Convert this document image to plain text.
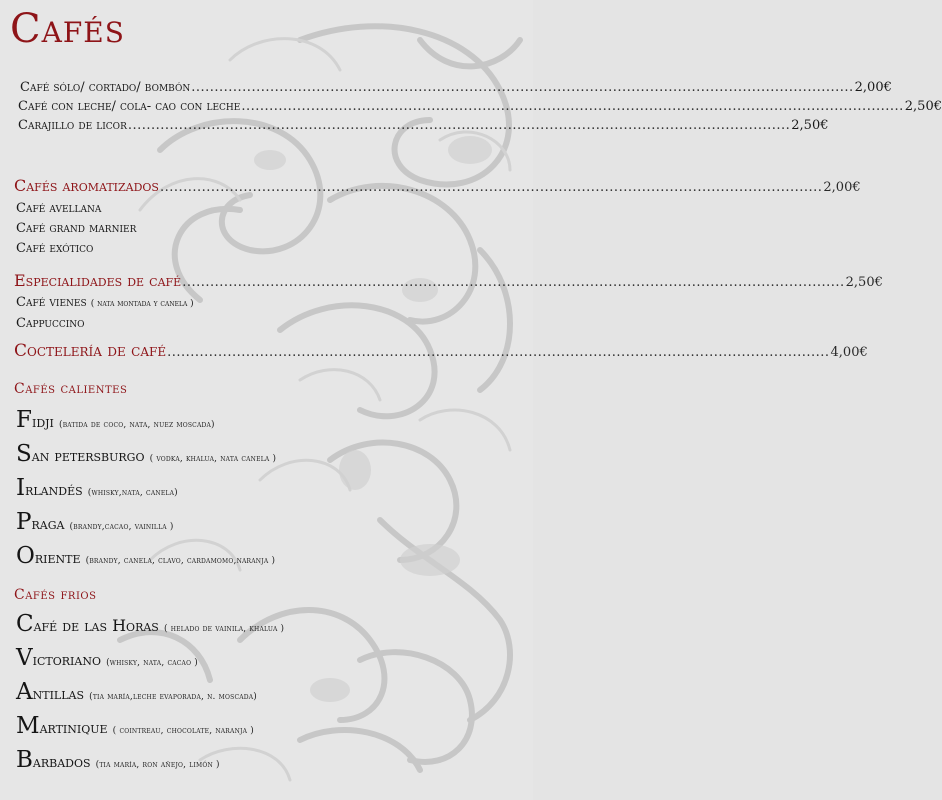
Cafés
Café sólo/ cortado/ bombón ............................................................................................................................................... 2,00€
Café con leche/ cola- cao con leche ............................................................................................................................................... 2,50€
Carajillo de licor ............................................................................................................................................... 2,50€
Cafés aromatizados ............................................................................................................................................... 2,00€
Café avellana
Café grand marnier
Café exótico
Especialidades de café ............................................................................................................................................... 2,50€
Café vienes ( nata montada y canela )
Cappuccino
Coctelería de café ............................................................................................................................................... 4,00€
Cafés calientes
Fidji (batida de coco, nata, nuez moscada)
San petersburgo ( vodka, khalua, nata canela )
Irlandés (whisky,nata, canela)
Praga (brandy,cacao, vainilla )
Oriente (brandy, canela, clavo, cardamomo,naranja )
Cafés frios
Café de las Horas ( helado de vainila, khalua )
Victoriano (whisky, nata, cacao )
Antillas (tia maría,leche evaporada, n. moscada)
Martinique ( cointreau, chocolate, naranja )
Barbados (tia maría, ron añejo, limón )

...

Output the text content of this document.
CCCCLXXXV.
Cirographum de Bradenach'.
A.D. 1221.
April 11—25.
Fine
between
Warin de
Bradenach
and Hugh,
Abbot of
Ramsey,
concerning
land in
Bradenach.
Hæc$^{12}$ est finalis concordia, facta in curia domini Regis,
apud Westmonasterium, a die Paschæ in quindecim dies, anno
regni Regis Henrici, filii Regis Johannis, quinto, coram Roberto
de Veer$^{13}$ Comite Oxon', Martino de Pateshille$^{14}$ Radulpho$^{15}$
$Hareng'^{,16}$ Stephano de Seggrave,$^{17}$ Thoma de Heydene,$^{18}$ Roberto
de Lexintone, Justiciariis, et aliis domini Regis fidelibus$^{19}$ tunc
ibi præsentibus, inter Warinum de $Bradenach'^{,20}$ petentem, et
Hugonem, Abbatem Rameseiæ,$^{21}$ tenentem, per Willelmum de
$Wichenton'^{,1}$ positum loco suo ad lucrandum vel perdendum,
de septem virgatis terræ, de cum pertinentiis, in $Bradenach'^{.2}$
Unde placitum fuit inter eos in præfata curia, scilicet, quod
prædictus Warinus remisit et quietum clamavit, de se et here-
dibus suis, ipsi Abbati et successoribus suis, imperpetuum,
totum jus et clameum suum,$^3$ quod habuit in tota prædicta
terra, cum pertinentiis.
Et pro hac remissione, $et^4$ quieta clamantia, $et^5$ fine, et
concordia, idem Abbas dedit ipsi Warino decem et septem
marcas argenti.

--

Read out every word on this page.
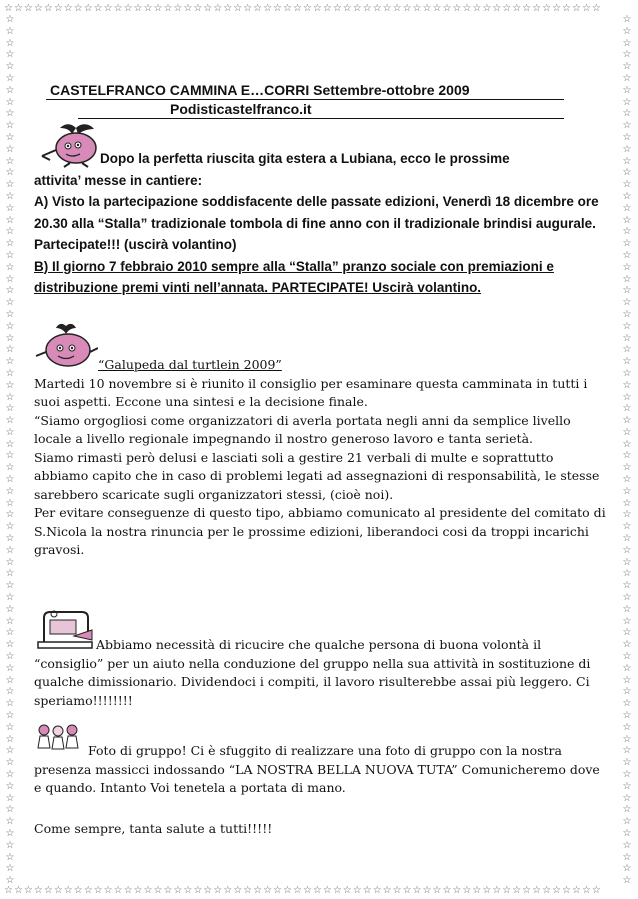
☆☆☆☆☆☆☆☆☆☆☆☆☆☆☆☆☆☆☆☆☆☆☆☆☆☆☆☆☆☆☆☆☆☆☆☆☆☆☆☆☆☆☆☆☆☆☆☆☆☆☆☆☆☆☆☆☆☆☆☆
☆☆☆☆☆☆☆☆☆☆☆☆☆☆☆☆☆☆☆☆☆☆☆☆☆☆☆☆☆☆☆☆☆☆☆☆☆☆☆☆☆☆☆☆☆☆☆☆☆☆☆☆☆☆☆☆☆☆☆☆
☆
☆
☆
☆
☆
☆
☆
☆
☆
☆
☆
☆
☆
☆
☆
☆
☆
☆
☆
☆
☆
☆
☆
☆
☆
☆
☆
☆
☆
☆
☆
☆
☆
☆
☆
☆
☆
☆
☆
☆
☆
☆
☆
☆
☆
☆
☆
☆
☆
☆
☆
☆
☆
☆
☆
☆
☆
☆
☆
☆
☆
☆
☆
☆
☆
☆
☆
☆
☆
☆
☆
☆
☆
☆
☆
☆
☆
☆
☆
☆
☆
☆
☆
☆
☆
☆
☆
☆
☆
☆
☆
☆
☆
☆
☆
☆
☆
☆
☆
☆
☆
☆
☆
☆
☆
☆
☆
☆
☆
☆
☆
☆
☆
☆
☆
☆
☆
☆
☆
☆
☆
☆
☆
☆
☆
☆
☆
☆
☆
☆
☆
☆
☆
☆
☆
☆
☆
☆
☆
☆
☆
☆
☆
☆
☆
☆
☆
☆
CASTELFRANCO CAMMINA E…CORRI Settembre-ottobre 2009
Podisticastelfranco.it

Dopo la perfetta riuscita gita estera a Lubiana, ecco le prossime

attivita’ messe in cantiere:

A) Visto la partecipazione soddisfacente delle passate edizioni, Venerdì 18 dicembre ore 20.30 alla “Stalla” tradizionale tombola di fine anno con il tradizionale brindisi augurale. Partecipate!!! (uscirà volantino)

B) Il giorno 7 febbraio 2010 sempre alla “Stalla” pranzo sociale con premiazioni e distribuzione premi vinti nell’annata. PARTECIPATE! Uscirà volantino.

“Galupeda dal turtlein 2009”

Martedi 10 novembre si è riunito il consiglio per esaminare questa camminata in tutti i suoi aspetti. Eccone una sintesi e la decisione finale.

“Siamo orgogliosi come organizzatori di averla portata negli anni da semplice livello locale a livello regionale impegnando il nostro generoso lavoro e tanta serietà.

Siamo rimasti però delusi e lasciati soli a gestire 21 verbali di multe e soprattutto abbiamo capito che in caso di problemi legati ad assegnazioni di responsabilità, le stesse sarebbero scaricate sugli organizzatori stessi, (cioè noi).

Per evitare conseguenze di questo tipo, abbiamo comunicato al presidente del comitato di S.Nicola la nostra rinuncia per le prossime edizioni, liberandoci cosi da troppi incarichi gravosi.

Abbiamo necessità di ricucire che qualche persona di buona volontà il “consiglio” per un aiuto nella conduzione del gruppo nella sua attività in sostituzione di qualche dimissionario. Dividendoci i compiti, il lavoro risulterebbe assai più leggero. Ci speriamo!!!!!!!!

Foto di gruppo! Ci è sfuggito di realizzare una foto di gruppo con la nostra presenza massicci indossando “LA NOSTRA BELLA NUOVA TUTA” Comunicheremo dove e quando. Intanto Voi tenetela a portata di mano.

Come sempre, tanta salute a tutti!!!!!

EXERCISE OBJECTIVE: Copy out every line with the word "moscada".

OUTPUT FOR THIS TASK:
Fidji (batida de coco, nata, nuez moscada)
Antillas (tia maría,leche evaporada, n. moscada)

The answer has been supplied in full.